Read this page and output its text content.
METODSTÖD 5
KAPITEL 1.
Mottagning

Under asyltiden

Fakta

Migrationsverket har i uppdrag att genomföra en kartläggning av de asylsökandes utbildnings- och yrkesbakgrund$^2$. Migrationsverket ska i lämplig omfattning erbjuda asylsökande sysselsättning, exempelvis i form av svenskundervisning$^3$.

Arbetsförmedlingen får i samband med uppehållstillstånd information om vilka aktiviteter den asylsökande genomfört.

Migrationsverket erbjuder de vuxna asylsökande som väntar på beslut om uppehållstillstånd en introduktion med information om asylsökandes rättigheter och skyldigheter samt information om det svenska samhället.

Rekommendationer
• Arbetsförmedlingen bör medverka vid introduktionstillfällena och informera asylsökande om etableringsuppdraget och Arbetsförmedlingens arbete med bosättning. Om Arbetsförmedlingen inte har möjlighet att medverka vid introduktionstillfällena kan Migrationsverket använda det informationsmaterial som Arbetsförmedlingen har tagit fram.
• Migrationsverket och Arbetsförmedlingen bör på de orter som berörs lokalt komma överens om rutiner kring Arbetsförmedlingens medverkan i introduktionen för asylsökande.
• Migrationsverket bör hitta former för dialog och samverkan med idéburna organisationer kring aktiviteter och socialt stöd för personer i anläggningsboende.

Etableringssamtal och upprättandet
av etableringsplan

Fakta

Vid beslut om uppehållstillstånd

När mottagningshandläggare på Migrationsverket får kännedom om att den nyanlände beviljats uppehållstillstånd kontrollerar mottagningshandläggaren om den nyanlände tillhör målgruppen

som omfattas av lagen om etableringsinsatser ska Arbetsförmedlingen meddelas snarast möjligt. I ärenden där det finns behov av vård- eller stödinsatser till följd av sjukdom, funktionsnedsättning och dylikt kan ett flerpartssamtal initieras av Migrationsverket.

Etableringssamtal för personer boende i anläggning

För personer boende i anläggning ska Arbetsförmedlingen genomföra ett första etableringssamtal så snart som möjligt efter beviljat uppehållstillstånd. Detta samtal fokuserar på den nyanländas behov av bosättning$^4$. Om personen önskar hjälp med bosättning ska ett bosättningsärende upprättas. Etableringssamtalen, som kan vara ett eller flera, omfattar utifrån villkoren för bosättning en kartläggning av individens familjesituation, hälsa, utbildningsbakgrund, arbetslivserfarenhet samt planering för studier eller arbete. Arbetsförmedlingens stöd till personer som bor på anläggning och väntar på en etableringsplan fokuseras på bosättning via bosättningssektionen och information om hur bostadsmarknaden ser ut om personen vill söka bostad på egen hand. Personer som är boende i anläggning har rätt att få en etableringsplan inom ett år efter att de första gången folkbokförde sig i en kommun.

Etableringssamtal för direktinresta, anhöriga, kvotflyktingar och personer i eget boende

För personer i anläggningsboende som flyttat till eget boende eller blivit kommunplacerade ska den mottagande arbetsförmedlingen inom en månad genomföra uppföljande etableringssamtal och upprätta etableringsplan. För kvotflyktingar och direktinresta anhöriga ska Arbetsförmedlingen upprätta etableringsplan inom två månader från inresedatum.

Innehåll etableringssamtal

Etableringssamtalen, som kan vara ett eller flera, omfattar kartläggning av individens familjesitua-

******************************

• **ABOUT THIS TASK**: Please retype the entries above in full, exactly as they stand.

• **SOLUTION FOR THIS TASK**:
Read this page and output its text content.
METODSTÖD 5
KAPITEL 1.
Mottagning

Under asyltiden

Fakta

Migrationsverket har i uppdrag att genomföra en kartläggning av de asylsökandes utbildnings- och yrkesbakgrund$^2$. Migrationsverket ska i lämplig omfattning erbjuda asylsökande sysselsättning, exempelvis i form av svenskundervisning$^3$.

Arbetsförmedlingen får i samband med uppehållstillstånd information om vilka aktiviteter den asylsökande genomfört.

Migrationsverket erbjuder de vuxna asylsökande som väntar på beslut om uppehållstillstånd en introduktion med information om asylsökandes rättigheter och skyldigheter samt information om det svenska samhället.

Rekommendationer
• Arbetsförmedlingen bör medverka vid introduktionstillfällena och informera asylsökande om etableringsuppdraget och Arbetsförmedlingens arbete med bosättning. Om Arbetsförmedlingen inte har möjlighet att medverka vid introduktionstillfällena kan Migrationsverket använda det informationsmaterial som Arbetsförmedlingen har tagit fram.
• Migrationsverket och Arbetsförmedlingen bör på de orter som berörs lokalt komma överens om rutiner kring Arbetsförmedlingens medverkan i introduktionen för asylsökande.
• Migrationsverket bör hitta former för dialog och samverkan med idéburna organisationer kring aktiviteter och socialt stöd för personer i anläggningsboende.

Etableringssamtal och upprättandet
av etableringsplan

Fakta

Vid beslut om uppehållstillstånd

När mottagningshandläggare på Migrationsverket får kännedom om att den nyanlände beviljats uppehållstillstånd kontrollerar mottagningshandläggaren om den nyanlände tillhör målgruppen

som omfattas av lagen om etableringsinsatser ska Arbetsförmedlingen meddelas snarast möjligt. I ärenden där det finns behov av vård- eller stödinsatser till följd av sjukdom, funktionsnedsättning och dylikt kan ett flerpartssamtal initieras av Migrationsverket.

Etableringssamtal för personer boende i anläggning

För personer boende i anläggning ska Arbetsförmedlingen genomföra ett första etableringssamtal så snart som möjligt efter beviljat uppehållstillstånd. Detta samtal fokuserar på den nyanländas behov av bosättning$^4$. Om personen önskar hjälp med bosättning ska ett bosättningsärende upprättas. Etableringssamtalen, som kan vara ett eller flera, omfattar utifrån villkoren för bosättning en kartläggning av individens familjesituation, hälsa, utbildningsbakgrund, arbetslivserfarenhet samt planering för studier eller arbete. Arbetsförmedlingens stöd till personer som bor på anläggning och väntar på en etableringsplan fokuseras på bosättning via bosättningssektionen och information om hur bostadsmarknaden ser ut om personen vill söka bostad på egen hand. Personer som är boende i anläggning har rätt att få en etableringsplan inom ett år efter att de första gången folkbokförde sig i en kommun.

Etableringssamtal för direktinresta, anhöriga, kvotflyktingar och personer i eget boende

För personer i anläggningsboende som flyttat till eget boende eller blivit kommunplacerade ska den mottagande arbetsförmedlingen inom en månad genomföra uppföljande etableringssamtal och upprätta etableringsplan. För kvotflyktingar och direktinresta anhöriga ska Arbetsförmedlingen upprätta etableringsplan inom två månader från inresedatum.

Innehåll etableringssamtal

Etableringssamtalen, som kan vara ett eller flera, omfattar kartläggning av individens familjesitua-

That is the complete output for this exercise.